> **INSTRUCTION**:
Every entry needs to be printed exactly, please.

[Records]
==*==
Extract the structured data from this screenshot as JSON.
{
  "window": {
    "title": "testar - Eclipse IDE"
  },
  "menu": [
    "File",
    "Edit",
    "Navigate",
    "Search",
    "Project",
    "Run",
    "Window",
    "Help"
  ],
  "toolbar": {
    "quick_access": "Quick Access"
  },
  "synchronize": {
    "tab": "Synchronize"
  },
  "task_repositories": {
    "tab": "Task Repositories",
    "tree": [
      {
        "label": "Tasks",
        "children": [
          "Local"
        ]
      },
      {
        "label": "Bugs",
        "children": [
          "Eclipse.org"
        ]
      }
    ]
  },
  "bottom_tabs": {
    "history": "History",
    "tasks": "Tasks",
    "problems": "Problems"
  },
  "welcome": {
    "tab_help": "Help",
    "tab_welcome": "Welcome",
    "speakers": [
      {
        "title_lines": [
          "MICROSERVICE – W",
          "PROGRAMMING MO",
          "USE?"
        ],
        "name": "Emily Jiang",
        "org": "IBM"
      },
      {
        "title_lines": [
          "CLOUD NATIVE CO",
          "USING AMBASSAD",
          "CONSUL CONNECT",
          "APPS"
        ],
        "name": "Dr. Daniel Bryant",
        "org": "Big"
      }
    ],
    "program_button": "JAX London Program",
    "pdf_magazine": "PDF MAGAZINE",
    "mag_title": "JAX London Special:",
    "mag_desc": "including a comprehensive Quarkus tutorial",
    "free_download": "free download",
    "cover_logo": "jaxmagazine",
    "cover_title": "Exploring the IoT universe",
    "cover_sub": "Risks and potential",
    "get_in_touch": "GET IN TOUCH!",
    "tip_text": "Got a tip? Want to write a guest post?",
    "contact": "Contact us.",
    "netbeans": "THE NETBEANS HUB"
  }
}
==*==
> **SOLVED EXERCISE**:
Extract the structured data from this screenshot as JSON.
{
  "window": {
    "title": "testar - Eclipse IDE"
  },
  "menu": [
    "File",
    "Edit",
    "Navigate",
    "Search",
    "Project",
    "Run",
    "Window",
    "Help"
  ],
  "toolbar": {
    "quick_access": "Quick Access"
  },
  "synchronize": {
    "tab": "Synchronize"
  },
  "task_repositories": {
    "tab": "Task Repositories",
    "tree": [
      {
        "label": "Tasks",
        "children": [
          "Local"
        ]
      },
      {
        "label": "Bugs",
        "children": [
          "Eclipse.org"
        ]
      }
    ]
  },
  "bottom_tabs": {
    "history": "History",
    "tasks": "Tasks",
    "problems": "Problems"
  },
  "welcome": {
    "tab_help": "Help",
    "tab_welcome": "Welcome",
    "speakers": [
      {
        "title_lines": [
          "MICROSERVICE – W",
          "PROGRAMMING MO",
          "USE?"
        ],
        "name": "Emily Jiang",
        "org": "IBM"
      },
      {
        "title_lines": [
          "CLOUD NATIVE CO",
          "USING AMBASSAD",
          "CONSUL CONNECT",
          "APPS"
        ],
        "name": "Dr. Daniel Bryant",
        "org": "Big"
      }
    ],
    "program_button": "JAX London Program",
    "pdf_magazine": "PDF MAGAZINE",
    "mag_title": "JAX London Special:",
    "mag_desc": "including a comprehensive Quarkus tutorial",
    "free_download": "free download",
    "cover_logo": "jaxmagazine",
    "cover_title": "Exploring the IoT universe",
    "cover_sub": "Risks and potential",
    "get_in_touch": "GET IN TOUCH!",
    "tip_text": "Got a tip? Want to write a guest post?",
    "contact": "Contact us.",
    "netbeans": "THE NETBEANS HUB"
  }
}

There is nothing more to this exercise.